##### Data provided #####

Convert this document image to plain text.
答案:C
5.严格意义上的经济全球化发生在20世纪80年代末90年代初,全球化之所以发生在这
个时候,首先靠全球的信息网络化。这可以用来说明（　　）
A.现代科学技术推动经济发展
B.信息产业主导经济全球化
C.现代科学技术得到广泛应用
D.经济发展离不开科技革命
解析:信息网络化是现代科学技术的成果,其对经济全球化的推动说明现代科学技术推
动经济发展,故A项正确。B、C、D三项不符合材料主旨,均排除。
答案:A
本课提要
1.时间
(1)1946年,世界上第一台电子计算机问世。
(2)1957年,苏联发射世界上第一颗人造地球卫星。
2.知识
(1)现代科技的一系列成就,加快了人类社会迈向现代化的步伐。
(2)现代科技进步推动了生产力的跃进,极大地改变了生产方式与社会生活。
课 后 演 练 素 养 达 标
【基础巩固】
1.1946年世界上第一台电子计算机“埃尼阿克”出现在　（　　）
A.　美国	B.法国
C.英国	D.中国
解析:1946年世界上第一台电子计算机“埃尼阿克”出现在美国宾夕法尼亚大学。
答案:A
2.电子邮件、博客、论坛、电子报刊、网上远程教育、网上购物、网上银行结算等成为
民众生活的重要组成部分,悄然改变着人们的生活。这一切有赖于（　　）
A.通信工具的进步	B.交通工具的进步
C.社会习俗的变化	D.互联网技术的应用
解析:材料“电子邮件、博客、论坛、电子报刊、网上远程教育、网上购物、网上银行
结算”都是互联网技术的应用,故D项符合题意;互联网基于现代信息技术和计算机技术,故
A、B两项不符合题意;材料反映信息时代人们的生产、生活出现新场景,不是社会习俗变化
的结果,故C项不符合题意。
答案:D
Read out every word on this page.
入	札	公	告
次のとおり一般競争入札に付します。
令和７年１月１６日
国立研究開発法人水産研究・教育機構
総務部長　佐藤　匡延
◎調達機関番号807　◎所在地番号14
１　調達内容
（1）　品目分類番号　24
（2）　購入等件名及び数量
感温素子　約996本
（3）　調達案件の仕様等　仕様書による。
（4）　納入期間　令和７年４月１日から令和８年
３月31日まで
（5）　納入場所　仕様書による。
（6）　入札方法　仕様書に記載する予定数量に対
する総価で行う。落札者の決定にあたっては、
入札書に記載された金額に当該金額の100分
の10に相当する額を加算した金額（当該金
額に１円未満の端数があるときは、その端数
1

#####

### What the exercise asks
Tell how many lines include "网上购物". The number is the whole answer.

### Exercise answer
2